> SET TASK:
Output the full listing below exactly, without the pictures.

> RECORDS TO USE:
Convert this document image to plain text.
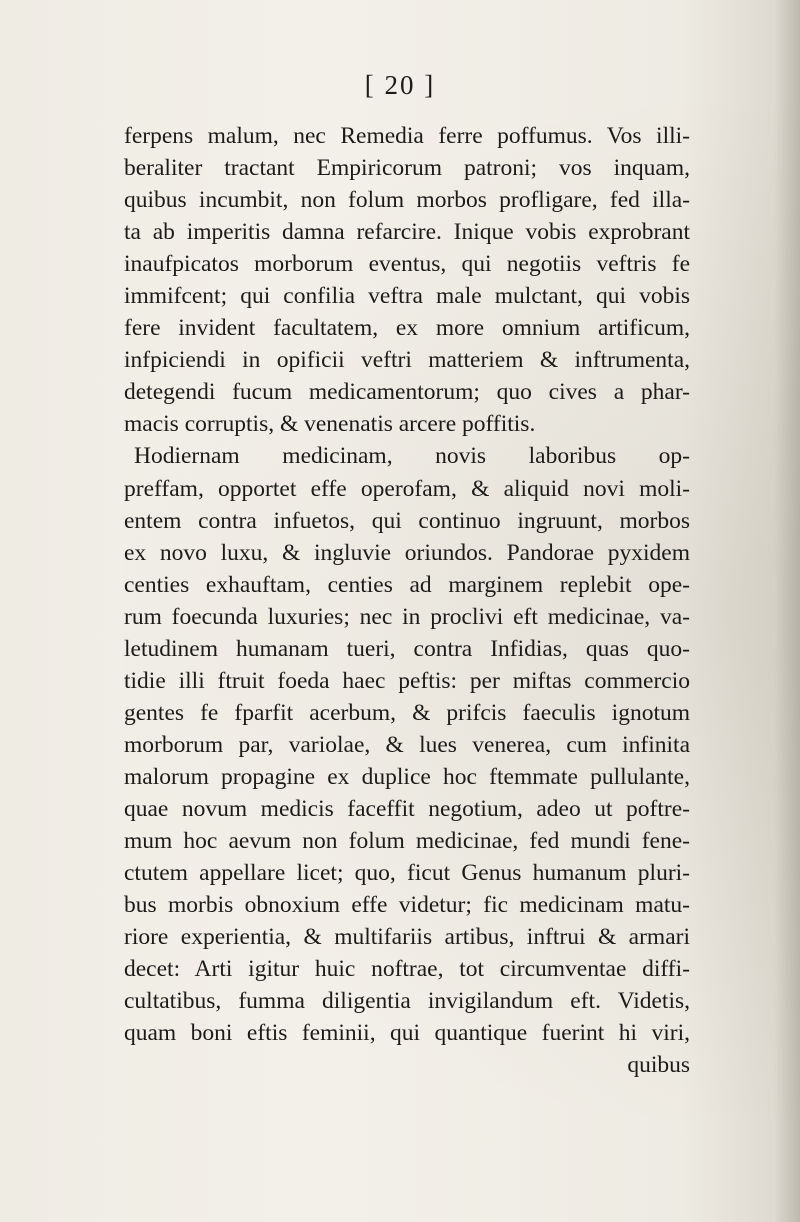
[ 20 ]
ferpens malum, nec Remedia ferre poffumus. Vos illi-
beraliter tractant Empiricorum patroni; vos inquam,
quibus incumbit, non folum morbos profligare, fed illa-
ta ab imperitis damna refarcire. Inique vobis exprobrant
inaufpicatos morborum eventus, qui negotiis veftris fe
immifcent; qui confilia veftra male mulctant, qui vobis
fere invident facultatem, ex more omnium artificum,
infpiciendi in opificii veftri matteriem & inftrumenta,
detegendi fucum medicamentorum; quo cives a phar-
macis corruptis, & venenatis arcere poffitis.
Hodiernam medicinam, novis laboribus op-
preffam, opportet effe operofam, & aliquid novi moli-
entem contra infuetos, qui continuo ingruunt, morbos
ex novo luxu, & ingluvie oriundos. Pandorae pyxidem
centies exhauftam, centies ad marginem replebit ope-
rum foecunda luxuries; nec in proclivi eft medicinae, va-
letudinem humanam tueri, contra Infidias, quas quo-
tidie illi ftruit foeda haec peftis: per miftas commercio
gentes fe fparfit acerbum, & prifcis faeculis ignotum
morborum par, variolae, & lues venerea, cum infinita
malorum propagine ex duplice hoc ftemmate pullulante,
quae novum medicis faceffit negotium, adeo ut poftre-
mum hoc aevum non folum medicinae, fed mundi fene-
ctutem appellare licet; quo, ficut Genus humanum pluri-
bus morbis obnoxium effe videtur; fic medicinam matu-
riore experientia, & multifariis artibus, inftrui & armari
decet: Arti igitur huic noftrae, tot circumventae diffi-
cultatibus, fumma diligentia invigilandum eft. Videtis,
quam boni eftis feminii, qui quantique fuerint hi viri,
quibus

> THE ANSWER:
Convert this document image to plain text.
[ 20 ]
ferpens malum, nec Remedia ferre poffumus. Vos illi-
beraliter tractant Empiricorum patroni; vos inquam,
quibus incumbit, non folum morbos profligare, fed illa-
ta ab imperitis damna refarcire. Inique vobis exprobrant
inaufpicatos morborum eventus, qui negotiis veftris fe
immifcent; qui confilia veftra male mulctant, qui vobis
fere invident facultatem, ex more omnium artificum,
infpiciendi in opificii veftri matteriem & inftrumenta,
detegendi fucum medicamentorum; quo cives a phar-
macis corruptis, & venenatis arcere poffitis.
Hodiernam medicinam, novis laboribus op-
preffam, opportet effe operofam, & aliquid novi moli-
entem contra infuetos, qui continuo ingruunt, morbos
ex novo luxu, & ingluvie oriundos. Pandorae pyxidem
centies exhauftam, centies ad marginem replebit ope-
rum foecunda luxuries; nec in proclivi eft medicinae, va-
letudinem humanam tueri, contra Infidias, quas quo-
tidie illi ftruit foeda haec peftis: per miftas commercio
gentes fe fparfit acerbum, & prifcis faeculis ignotum
morborum par, variolae, & lues venerea, cum infinita
malorum propagine ex duplice hoc ftemmate pullulante,
quae novum medicis faceffit negotium, adeo ut poftre-
mum hoc aevum non folum medicinae, fed mundi fene-
ctutem appellare licet; quo, ficut Genus humanum pluri-
bus morbis obnoxium effe videtur; fic medicinam matu-
riore experientia, & multifariis artibus, inftrui & armari
decet: Arti igitur huic noftrae, tot circumventae diffi-
cultatibus, fumma diligentia invigilandum eft. Videtis,
quam boni eftis feminii, qui quantique fuerint hi viri,
quibus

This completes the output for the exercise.